• [REQUIREMENT] State the number of lines in the material below that have "Open" in them, without any other text.

• [MATERIAL FOR THE TASK]

>>

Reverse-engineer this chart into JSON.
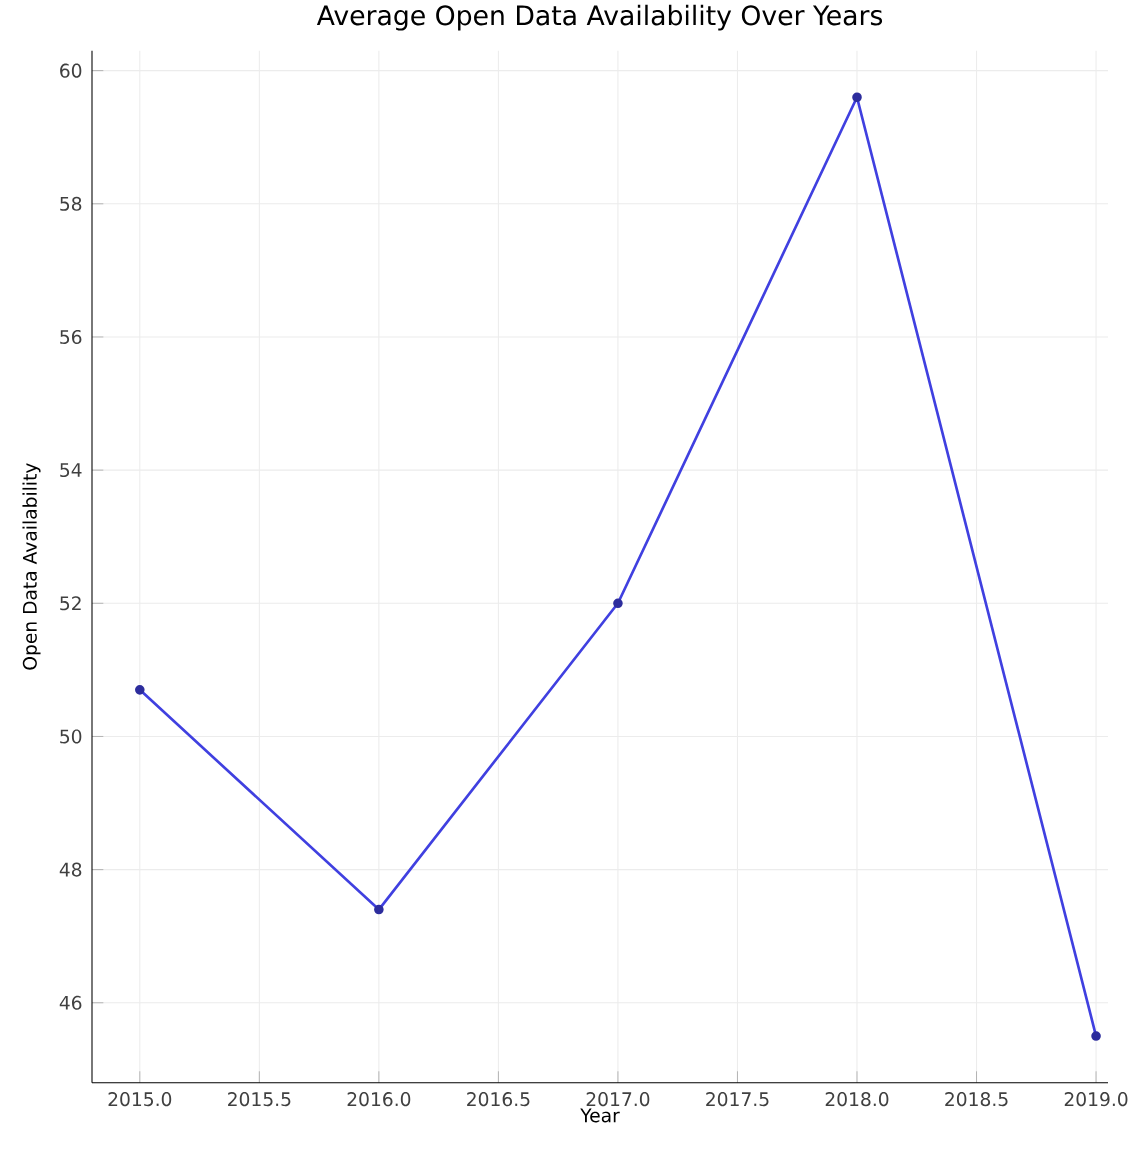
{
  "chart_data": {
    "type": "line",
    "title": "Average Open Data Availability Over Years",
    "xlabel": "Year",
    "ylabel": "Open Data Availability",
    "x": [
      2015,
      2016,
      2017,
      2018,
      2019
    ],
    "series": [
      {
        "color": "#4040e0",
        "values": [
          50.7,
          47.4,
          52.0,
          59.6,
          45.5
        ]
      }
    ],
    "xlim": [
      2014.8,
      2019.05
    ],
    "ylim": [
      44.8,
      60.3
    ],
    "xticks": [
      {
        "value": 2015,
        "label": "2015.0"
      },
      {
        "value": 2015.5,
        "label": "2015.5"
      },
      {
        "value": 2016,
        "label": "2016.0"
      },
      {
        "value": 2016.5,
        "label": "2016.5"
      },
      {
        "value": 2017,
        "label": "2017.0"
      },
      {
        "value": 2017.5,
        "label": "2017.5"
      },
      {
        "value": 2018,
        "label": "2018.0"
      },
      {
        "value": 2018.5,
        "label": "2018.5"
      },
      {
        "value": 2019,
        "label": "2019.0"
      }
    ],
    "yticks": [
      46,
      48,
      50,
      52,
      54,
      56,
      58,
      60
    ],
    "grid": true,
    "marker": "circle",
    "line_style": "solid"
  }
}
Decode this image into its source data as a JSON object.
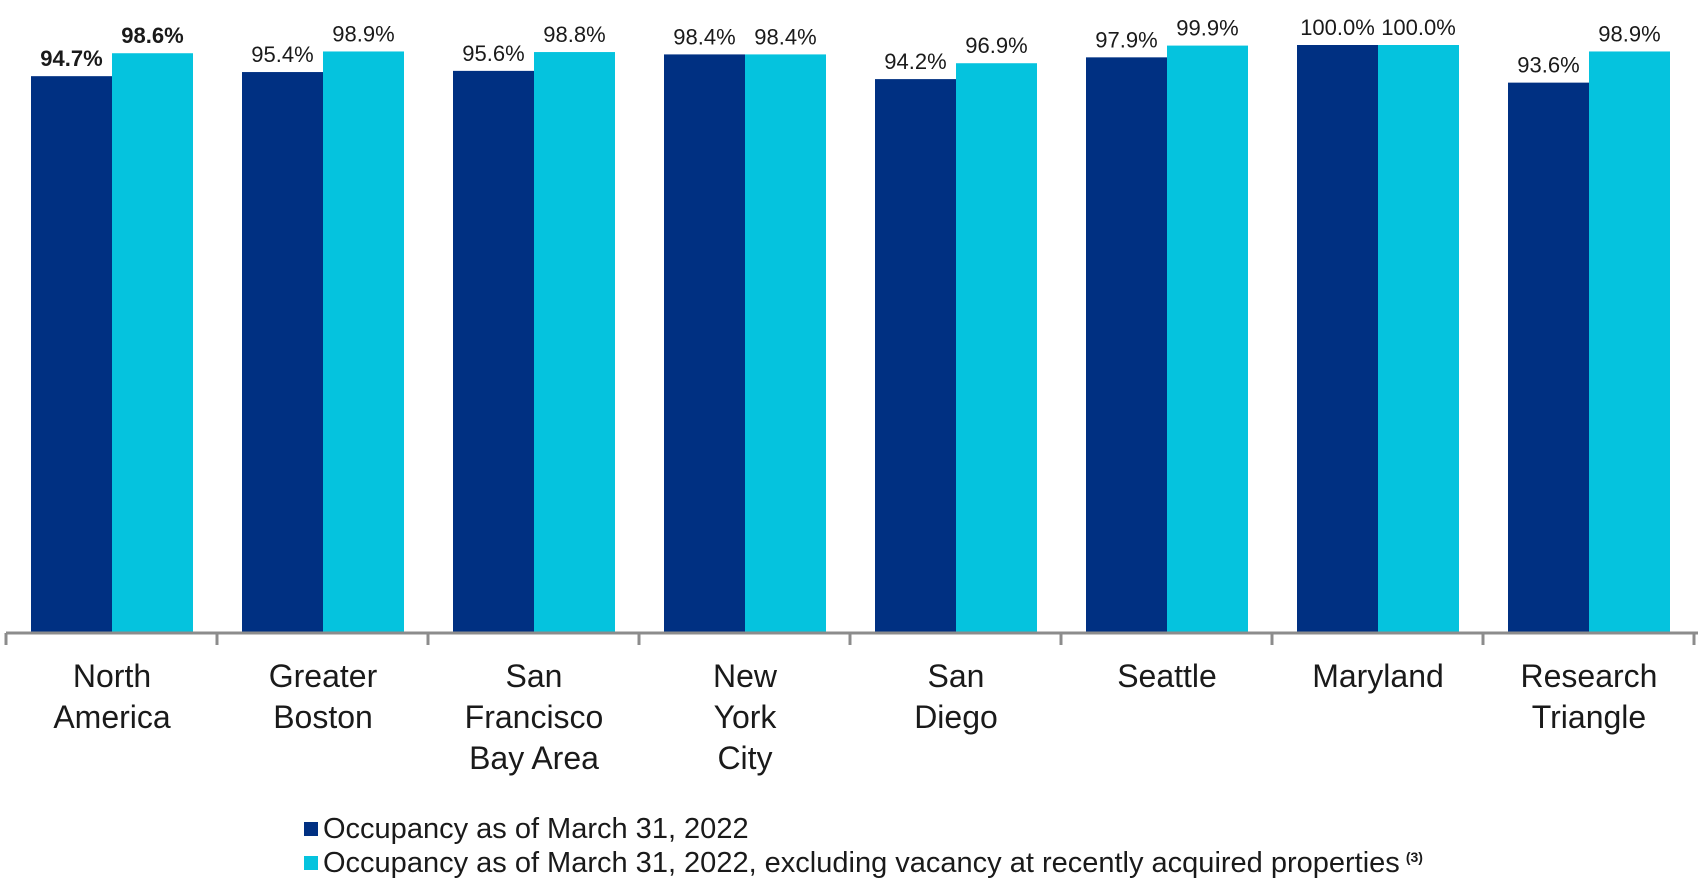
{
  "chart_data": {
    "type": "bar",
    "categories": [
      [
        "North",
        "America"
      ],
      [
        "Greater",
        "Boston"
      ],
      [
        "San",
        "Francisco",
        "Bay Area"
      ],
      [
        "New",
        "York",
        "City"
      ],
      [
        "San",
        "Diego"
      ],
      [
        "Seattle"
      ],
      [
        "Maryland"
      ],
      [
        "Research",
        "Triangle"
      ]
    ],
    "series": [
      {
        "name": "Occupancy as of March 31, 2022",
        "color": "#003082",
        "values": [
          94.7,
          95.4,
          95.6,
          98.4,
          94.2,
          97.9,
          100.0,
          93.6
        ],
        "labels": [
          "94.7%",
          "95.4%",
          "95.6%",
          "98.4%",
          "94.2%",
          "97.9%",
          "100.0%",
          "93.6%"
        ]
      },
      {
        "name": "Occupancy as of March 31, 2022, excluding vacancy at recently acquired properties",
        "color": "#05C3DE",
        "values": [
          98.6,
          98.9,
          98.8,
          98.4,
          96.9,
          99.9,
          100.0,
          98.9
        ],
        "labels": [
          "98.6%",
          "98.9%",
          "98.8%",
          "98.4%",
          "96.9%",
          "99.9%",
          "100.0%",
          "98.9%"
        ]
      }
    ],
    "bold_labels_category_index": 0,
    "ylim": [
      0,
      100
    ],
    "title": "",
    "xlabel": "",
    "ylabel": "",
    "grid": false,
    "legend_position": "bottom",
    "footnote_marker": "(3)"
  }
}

<<
>>

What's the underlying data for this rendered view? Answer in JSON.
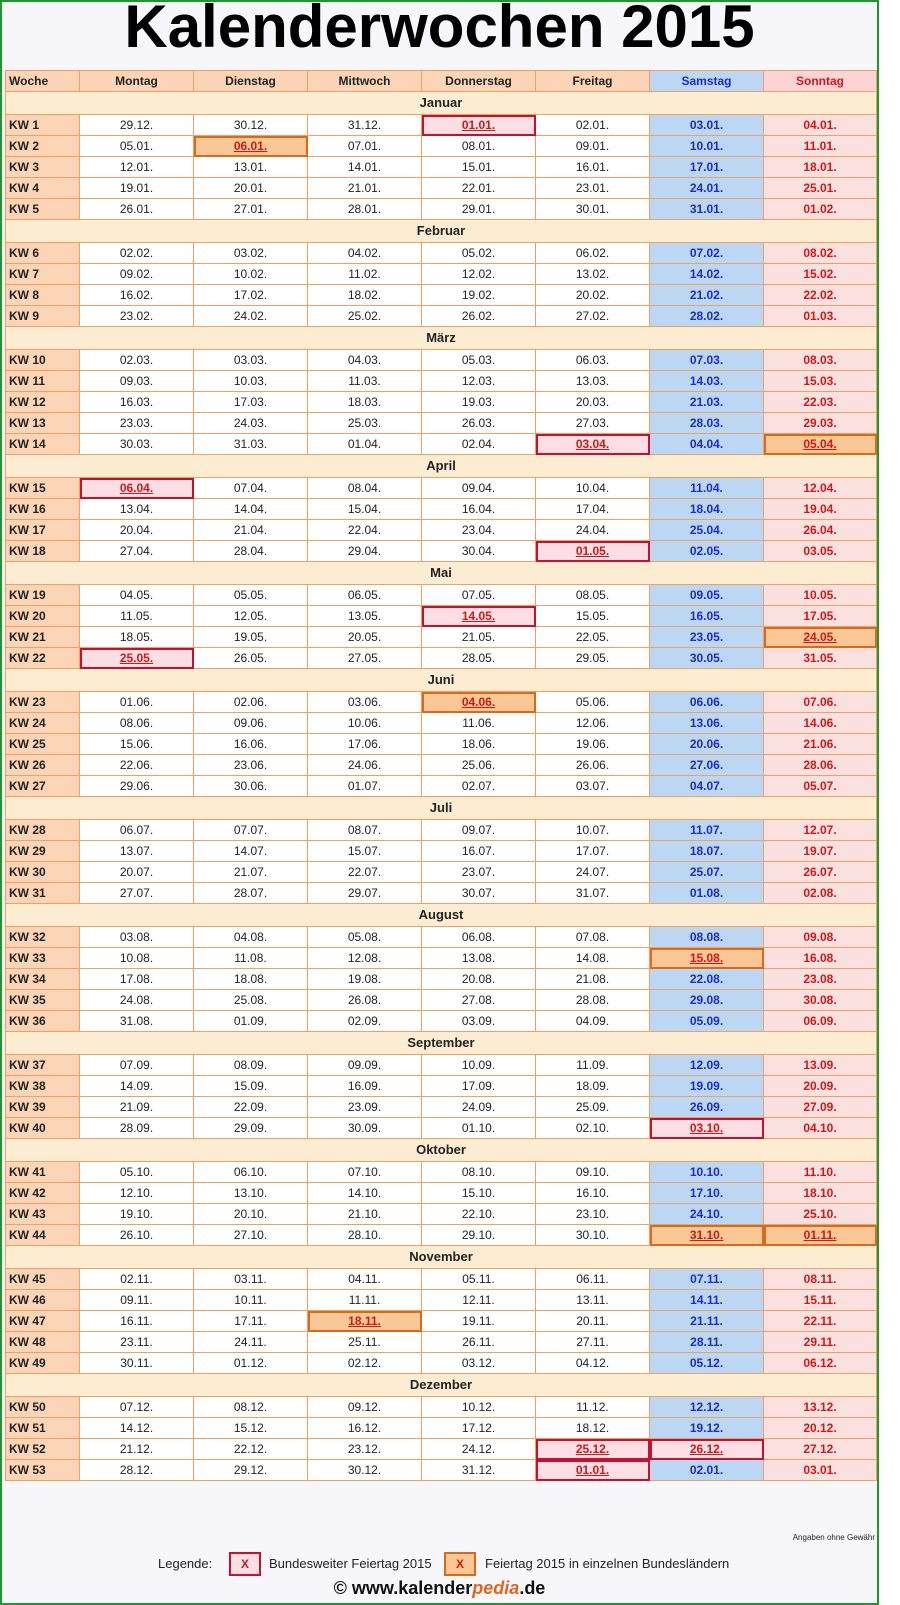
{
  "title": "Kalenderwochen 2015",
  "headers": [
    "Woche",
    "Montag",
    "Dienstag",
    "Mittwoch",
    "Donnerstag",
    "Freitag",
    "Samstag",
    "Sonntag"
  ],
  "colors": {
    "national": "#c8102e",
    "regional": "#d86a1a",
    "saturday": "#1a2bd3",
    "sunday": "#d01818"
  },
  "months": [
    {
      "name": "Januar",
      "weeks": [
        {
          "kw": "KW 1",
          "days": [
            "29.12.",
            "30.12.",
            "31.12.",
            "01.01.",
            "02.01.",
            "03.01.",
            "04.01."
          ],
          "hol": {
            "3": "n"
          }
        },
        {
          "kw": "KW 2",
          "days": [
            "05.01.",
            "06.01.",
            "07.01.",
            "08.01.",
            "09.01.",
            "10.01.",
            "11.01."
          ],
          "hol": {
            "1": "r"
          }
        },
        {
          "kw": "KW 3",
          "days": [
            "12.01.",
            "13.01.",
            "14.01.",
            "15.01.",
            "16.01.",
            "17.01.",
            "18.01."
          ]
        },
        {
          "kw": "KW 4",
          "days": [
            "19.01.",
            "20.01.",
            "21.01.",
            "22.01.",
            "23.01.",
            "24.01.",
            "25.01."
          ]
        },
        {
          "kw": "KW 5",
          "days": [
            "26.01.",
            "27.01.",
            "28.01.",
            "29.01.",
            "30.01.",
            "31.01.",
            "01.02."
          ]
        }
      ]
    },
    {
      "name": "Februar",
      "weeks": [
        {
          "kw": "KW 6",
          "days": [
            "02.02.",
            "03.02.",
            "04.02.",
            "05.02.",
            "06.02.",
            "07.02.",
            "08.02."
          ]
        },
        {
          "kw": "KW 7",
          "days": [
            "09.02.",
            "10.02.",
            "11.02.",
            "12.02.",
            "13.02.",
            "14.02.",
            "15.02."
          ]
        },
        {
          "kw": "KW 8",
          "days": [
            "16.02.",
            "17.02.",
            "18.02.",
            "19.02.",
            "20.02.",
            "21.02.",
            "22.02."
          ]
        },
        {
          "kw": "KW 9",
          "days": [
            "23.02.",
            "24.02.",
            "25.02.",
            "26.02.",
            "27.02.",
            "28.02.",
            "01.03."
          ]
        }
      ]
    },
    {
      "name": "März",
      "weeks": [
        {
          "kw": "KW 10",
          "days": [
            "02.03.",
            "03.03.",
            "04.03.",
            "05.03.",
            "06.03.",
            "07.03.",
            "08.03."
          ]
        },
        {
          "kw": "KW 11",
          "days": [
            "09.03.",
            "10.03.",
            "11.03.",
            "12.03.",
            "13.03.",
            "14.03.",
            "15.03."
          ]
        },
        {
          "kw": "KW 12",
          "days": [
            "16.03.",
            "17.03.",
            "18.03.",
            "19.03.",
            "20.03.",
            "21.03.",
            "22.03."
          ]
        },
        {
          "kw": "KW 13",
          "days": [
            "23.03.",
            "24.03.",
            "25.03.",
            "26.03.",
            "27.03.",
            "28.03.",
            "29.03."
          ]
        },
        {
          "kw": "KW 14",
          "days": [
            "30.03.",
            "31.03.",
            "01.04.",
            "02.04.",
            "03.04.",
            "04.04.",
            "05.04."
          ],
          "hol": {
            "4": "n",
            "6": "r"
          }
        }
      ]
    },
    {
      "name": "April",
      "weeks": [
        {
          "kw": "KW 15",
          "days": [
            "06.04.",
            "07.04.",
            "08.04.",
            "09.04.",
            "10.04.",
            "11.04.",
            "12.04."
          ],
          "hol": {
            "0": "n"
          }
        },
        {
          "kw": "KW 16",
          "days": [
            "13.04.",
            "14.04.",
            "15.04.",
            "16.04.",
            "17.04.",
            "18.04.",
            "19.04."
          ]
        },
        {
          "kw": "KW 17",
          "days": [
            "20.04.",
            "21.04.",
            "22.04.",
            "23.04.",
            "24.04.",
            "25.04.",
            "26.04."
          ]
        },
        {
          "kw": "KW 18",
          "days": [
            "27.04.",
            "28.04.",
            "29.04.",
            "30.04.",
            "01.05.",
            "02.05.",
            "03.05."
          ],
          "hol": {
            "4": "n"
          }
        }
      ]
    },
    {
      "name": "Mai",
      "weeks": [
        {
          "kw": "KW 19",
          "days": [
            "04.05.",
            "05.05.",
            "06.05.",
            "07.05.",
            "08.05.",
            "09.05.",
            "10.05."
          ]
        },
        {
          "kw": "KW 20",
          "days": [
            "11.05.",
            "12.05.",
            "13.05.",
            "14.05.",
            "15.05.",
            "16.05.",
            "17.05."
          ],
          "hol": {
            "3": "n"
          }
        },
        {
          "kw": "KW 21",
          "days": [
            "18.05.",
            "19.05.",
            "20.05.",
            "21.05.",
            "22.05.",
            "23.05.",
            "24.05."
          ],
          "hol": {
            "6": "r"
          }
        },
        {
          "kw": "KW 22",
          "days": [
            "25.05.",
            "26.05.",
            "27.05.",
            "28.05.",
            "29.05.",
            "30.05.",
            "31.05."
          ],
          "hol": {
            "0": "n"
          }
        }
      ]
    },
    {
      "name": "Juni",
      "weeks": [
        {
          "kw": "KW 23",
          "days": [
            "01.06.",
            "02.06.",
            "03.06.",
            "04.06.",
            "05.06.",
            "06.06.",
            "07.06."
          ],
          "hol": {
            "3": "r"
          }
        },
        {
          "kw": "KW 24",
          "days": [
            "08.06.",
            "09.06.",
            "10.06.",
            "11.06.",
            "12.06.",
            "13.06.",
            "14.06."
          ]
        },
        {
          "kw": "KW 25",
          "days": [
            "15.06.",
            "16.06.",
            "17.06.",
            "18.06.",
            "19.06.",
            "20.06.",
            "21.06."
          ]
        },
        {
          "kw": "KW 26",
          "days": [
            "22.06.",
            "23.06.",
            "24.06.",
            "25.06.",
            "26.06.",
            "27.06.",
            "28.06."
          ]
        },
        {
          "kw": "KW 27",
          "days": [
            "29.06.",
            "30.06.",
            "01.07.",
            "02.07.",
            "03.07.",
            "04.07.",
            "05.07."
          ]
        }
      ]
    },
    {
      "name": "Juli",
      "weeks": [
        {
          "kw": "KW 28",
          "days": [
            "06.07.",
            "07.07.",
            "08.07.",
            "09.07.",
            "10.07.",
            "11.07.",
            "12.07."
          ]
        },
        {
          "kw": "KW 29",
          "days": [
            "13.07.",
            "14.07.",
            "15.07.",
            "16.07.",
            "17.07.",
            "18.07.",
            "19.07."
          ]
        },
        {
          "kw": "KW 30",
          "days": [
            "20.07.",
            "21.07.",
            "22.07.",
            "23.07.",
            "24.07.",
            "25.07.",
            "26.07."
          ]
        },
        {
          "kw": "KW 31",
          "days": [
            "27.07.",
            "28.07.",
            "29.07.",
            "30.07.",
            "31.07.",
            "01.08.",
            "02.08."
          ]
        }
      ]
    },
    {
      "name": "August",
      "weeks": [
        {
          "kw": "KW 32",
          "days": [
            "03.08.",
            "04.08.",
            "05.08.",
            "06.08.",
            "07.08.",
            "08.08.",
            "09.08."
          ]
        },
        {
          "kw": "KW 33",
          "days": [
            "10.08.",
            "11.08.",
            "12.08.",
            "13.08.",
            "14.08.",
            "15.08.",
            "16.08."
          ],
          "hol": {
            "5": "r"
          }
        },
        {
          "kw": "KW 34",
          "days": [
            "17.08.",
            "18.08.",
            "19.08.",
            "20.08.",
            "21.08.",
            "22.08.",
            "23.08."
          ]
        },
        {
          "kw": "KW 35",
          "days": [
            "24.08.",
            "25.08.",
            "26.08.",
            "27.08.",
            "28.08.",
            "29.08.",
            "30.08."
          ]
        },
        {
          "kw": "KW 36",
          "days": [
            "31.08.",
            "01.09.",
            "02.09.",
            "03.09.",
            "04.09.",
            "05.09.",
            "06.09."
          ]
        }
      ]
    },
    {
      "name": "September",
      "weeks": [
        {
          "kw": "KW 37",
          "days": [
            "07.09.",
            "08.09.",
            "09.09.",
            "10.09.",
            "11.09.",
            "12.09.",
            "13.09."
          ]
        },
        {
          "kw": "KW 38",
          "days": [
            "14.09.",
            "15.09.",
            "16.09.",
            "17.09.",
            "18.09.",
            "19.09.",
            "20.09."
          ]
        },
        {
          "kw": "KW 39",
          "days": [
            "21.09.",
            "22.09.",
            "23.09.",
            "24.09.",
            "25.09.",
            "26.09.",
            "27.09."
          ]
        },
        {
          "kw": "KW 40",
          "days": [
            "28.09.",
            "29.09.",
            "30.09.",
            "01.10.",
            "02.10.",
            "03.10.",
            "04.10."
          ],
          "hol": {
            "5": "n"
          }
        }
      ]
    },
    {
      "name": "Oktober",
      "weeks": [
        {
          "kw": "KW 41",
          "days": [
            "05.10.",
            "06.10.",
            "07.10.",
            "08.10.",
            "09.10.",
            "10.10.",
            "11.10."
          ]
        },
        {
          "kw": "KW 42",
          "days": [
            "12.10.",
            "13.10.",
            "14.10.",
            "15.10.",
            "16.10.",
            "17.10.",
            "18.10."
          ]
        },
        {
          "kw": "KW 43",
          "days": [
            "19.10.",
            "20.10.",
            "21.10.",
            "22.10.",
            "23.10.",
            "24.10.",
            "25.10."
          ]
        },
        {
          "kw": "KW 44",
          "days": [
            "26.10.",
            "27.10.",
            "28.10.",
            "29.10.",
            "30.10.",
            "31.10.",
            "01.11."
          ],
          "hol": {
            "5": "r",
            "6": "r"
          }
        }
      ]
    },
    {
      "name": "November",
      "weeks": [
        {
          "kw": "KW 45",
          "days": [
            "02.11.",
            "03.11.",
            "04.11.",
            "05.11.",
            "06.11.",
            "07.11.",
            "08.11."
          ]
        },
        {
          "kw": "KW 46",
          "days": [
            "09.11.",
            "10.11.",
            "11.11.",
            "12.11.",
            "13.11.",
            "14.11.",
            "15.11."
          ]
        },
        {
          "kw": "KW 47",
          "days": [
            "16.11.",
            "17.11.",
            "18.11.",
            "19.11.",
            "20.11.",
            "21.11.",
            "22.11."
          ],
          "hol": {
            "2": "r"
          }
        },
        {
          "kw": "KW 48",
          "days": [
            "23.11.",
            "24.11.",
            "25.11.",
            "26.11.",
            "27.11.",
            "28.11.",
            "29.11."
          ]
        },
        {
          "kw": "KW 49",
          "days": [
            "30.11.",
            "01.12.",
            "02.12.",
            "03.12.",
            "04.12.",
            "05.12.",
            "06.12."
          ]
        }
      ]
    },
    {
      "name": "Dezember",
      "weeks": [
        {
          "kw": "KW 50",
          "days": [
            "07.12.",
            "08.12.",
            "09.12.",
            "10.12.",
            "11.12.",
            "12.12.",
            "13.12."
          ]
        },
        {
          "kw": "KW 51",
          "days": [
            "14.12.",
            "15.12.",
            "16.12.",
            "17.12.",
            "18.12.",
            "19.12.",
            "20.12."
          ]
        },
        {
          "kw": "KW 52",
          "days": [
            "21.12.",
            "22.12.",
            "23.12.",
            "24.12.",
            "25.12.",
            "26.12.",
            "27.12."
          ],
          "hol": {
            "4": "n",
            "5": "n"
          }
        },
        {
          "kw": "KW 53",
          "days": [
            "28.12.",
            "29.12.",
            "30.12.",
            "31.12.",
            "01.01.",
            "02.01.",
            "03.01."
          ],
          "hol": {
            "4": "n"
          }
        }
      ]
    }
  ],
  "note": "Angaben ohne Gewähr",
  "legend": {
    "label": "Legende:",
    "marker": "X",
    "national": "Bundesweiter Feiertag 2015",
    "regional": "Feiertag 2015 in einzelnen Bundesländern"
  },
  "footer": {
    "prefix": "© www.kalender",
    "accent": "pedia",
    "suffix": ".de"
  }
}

<<

• [SOLUTION TO THE PROBLEM] 2